__Document excerpt__
Out of memory handling for containers over their limit. A task from the
container over limit is chosen using the existing OOM logic and killed.

TODO:
1. As discussed in the OLS BOF session, consider implementing a user
space policy for OOM handling.

Signed-off-by: Pavel Emelianov <xemul@openvz.org>

Signed-off-by: <balbir@linux.vnet.ibm.com>
---

 include/linux/memcontrol.h |    1 +
 mm/memcontrol.c            |    1 +
 mm/oom_kill.c              |   42 ++++++++++++++++++++++++++++++++++++++----
 3 files changed, 40 insertions(+), 4 deletions(-)

diff -puN include/linux/memcontrol.h~mem-control-out-of-memory include/linux/memcontrol.h
--- linux-2.6.23-rc1-mm1/include/linux/memcontrol.h~mem-control-out-of-memory	2007-07-28 01:12:50.000000000 +0530
+++ linux-2.6.23-rc1-mm1-balbir/include/linux/memcontrol.h	2007-07-28 01:12:50.000000000 +0530
@@ -38,6 +38,7 @@ extern unsigned long mem_container_isola
 					int mode, struct zone *z,
 					struct mem_container *mem_cont,
 					int active);
+extern void mem_container_out_of_memory(struct mem_container *mem);
 
 static inline void mem_container_uncharge_page(struct page *page)

__Goal A__
Please answer these from the patch excerpt, one line each:
(i) How is the task to be killed chosen from a container over its limit?
(ii) In what session was a user space policy for OOM handling discussed?
(iii) How many files change, with how many insertions and deletions?
__Goal B__
Return the part of the patch excerpt starting at "Signed-off-by: Pavel Emelianov" and ending at "insertions(+), 4 deletions(-)".
The listing is separate material, unrelated to the patch excerpt.

__Data lines__
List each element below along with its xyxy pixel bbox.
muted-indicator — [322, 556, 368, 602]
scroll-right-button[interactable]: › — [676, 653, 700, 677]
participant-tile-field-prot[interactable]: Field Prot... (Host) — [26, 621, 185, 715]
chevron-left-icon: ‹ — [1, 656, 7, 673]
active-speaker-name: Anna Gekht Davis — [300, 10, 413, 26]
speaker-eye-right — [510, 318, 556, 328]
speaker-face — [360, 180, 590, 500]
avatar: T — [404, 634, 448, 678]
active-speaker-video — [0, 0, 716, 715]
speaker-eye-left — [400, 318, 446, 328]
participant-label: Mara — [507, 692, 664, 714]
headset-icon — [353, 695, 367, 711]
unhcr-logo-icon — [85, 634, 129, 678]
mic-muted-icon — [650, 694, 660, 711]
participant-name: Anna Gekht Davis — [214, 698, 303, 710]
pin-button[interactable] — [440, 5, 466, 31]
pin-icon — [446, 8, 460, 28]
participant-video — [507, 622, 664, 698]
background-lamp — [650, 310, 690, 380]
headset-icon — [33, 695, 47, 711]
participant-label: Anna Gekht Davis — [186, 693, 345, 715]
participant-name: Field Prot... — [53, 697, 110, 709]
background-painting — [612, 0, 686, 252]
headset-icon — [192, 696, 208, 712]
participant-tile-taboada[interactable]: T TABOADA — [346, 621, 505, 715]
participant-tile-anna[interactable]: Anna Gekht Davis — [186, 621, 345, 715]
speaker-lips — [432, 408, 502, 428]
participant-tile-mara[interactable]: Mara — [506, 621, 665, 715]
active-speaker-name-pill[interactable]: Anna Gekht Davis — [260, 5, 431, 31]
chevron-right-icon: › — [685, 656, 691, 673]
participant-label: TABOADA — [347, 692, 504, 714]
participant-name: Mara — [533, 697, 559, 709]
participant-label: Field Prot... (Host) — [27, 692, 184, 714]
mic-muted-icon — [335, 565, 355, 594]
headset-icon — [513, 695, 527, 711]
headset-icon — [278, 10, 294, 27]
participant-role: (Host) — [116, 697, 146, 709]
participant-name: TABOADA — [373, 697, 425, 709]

* * *

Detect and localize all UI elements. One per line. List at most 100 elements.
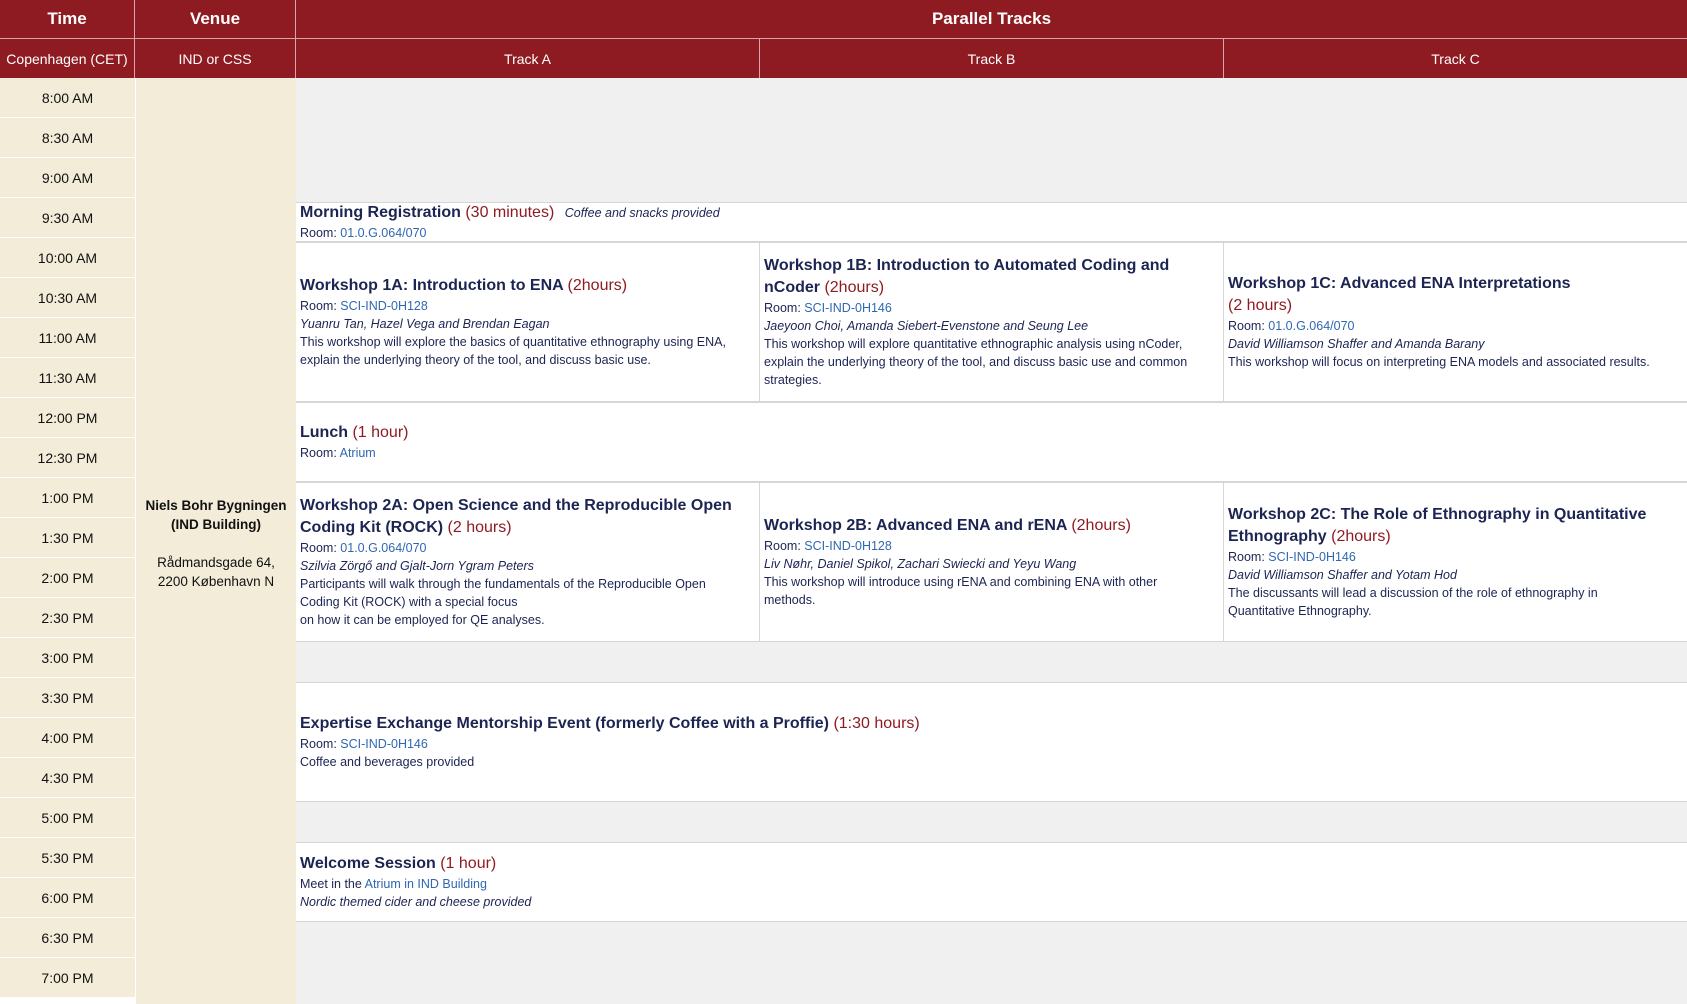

__Complete output A__
(i) It is chosen using the existing OOM logic.
(ii) The OLS BOF session.
(iii) 3 files change, with 40 insertions and 4 deletions.

__Complete output B__
Signed-off-by: Pavel Emelianov <xemul@openvz.org>

Signed-off-by: <balbir@linux.vnet.ibm.com>
---

 include/linux/memcontrol.h |    1 +
 mm/memcontrol.c            |    1 +
 mm/oom_kill.c              |   42 ++++++++++++++++++++++++++++++++++++++----
 3 files changed, 40 insertions(+), 4 deletions(-)